# What you should do
Copy all lines holding the word "meta" from the entries.
--------------------------------------------------
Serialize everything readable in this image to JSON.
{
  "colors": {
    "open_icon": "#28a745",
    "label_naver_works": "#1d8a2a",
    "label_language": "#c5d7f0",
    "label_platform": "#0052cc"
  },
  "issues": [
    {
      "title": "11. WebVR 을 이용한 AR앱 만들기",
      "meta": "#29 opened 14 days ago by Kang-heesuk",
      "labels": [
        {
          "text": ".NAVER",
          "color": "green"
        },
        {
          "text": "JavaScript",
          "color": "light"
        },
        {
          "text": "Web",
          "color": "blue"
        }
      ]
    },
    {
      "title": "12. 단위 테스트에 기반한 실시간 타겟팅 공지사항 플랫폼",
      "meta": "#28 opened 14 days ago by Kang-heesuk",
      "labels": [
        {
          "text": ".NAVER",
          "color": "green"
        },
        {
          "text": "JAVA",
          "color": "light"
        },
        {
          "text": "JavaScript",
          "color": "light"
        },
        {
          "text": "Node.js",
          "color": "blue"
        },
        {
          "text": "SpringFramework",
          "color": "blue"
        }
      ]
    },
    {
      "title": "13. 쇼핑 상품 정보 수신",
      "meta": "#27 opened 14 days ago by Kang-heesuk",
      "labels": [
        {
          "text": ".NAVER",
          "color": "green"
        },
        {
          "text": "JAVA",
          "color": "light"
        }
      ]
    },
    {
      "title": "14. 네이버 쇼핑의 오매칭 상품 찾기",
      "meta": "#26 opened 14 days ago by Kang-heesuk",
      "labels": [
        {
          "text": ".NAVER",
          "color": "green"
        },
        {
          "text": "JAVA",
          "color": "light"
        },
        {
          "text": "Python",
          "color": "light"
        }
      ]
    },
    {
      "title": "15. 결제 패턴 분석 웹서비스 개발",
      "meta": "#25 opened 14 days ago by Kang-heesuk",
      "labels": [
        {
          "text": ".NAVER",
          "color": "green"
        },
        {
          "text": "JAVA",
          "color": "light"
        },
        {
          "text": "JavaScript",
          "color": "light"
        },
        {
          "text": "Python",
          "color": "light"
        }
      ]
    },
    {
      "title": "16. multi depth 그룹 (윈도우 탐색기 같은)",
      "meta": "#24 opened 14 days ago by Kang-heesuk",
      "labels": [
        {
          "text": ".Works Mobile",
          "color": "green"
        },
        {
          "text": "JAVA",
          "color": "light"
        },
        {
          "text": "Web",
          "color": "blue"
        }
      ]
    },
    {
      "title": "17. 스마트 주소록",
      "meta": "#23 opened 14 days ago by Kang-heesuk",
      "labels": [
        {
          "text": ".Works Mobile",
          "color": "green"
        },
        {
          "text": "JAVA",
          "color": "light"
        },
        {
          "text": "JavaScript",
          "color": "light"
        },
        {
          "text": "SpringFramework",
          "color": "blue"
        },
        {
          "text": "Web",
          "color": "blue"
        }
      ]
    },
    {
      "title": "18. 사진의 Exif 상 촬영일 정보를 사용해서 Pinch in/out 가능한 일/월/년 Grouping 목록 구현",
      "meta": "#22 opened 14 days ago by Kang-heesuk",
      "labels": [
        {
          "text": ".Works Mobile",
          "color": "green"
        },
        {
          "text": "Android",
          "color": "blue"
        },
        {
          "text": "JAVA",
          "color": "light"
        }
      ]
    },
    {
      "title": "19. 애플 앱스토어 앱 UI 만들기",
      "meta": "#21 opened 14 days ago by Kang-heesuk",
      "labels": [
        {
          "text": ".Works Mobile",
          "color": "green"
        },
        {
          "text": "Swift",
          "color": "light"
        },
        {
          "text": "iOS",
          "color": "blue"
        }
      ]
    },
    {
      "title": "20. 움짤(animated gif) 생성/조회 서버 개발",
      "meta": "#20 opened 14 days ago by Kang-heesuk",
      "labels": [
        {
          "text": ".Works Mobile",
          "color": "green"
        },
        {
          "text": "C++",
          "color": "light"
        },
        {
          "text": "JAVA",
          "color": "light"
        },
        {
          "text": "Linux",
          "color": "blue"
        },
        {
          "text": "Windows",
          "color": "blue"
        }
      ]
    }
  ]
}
--------------------------------------------------
# Task response
      "meta": "#29 opened 14 days ago by Kang-heesuk",
      "meta": "#28 opened 14 days ago by Kang-heesuk",
      "meta": "#27 opened 14 days ago by Kang-heesuk",
      "meta": "#26 opened 14 days ago by Kang-heesuk",
      "meta": "#25 opened 14 days ago by Kang-heesuk",
      "meta": "#24 opened 14 days ago by Kang-heesuk",
      "meta": "#23 opened 14 days ago by Kang-heesuk",
      "meta": "#22 opened 14 days ago by Kang-heesuk",
      "meta": "#21 opened 14 days ago by Kang-heesuk",
      "meta": "#20 opened 14 days ago by Kang-heesuk",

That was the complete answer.